Task description: Your answer should be a single number: the count of lines containing "waveform".

Material for the task:

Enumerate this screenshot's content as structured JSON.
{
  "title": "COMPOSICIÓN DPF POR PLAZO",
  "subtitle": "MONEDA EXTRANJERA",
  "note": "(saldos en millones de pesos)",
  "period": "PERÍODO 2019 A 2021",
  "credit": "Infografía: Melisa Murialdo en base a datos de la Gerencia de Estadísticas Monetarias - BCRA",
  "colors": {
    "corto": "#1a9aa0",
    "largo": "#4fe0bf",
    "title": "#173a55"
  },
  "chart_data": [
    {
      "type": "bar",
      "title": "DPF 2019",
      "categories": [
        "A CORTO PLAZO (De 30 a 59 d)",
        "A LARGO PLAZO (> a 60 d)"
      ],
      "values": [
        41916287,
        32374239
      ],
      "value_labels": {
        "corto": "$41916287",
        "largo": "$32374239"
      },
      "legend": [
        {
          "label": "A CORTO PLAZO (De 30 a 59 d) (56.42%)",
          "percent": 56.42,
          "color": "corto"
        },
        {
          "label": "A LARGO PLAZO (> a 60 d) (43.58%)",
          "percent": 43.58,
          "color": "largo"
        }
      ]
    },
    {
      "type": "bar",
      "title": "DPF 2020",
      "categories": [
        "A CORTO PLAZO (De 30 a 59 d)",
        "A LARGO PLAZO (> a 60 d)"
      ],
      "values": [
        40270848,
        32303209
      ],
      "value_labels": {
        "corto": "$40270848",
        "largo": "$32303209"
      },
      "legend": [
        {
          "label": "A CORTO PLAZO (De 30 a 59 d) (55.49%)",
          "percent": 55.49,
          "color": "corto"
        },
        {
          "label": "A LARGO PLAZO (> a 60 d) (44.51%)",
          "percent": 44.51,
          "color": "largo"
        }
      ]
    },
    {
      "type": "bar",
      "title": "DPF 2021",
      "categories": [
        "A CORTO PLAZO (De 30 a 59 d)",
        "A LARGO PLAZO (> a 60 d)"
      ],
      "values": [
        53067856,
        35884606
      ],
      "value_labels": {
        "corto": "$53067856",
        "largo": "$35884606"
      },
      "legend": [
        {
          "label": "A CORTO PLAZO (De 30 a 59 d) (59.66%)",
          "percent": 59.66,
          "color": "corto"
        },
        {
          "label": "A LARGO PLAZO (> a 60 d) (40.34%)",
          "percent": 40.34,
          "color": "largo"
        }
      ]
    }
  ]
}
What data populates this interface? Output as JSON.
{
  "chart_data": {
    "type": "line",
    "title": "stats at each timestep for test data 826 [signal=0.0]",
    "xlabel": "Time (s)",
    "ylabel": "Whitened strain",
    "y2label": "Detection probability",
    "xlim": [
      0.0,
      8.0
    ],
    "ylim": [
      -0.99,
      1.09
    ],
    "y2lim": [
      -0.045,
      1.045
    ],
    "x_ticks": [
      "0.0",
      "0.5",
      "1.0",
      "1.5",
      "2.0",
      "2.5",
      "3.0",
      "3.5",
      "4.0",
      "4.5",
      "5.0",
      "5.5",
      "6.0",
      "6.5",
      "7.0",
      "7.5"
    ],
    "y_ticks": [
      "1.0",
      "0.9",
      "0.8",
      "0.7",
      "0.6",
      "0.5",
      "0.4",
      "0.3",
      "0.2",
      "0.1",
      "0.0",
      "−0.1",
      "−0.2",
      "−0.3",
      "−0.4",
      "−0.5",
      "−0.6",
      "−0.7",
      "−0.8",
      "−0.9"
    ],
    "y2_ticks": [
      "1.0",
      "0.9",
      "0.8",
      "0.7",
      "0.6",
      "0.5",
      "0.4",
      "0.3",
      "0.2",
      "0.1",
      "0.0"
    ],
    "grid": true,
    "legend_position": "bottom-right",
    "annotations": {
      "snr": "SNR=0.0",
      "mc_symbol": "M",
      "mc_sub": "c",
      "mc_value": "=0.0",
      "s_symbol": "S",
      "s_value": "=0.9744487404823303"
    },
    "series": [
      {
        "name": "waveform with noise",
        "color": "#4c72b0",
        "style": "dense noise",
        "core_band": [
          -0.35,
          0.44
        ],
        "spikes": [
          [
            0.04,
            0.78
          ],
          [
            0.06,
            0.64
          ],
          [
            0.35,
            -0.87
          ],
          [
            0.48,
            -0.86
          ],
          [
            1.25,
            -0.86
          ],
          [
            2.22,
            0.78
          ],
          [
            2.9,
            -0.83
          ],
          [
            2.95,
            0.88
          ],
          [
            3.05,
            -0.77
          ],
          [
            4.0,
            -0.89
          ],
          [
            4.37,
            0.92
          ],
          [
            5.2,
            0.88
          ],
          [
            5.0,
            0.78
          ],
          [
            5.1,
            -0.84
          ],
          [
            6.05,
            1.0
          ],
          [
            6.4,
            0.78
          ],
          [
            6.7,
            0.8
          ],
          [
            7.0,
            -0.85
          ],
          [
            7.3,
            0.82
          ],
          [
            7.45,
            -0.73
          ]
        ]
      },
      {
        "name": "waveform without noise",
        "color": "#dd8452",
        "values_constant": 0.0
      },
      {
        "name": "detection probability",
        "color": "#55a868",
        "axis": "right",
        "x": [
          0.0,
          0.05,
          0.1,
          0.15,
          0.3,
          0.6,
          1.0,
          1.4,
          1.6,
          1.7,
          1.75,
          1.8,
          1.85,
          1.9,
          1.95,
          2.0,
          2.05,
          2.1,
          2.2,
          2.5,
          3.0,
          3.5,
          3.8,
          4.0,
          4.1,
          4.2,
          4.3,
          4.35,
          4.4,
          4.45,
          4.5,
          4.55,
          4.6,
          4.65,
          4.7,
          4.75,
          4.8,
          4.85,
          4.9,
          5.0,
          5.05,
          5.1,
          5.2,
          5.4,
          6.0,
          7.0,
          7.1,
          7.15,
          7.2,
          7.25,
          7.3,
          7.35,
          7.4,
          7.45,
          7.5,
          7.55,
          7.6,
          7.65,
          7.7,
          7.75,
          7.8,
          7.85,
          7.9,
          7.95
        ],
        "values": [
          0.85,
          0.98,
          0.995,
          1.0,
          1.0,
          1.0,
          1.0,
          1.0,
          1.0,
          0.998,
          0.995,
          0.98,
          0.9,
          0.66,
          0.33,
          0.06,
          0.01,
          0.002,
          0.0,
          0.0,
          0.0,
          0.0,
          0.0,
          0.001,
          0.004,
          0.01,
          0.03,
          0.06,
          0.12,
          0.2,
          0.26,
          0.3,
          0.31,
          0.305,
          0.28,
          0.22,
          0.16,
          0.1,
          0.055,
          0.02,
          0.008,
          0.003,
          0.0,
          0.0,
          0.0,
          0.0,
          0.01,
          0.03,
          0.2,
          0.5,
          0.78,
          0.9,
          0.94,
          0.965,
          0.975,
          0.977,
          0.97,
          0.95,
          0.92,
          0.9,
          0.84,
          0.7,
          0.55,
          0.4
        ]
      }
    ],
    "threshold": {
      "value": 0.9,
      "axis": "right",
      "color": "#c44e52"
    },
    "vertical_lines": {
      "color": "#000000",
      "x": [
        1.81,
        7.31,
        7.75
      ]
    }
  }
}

Solution for this exercise: 2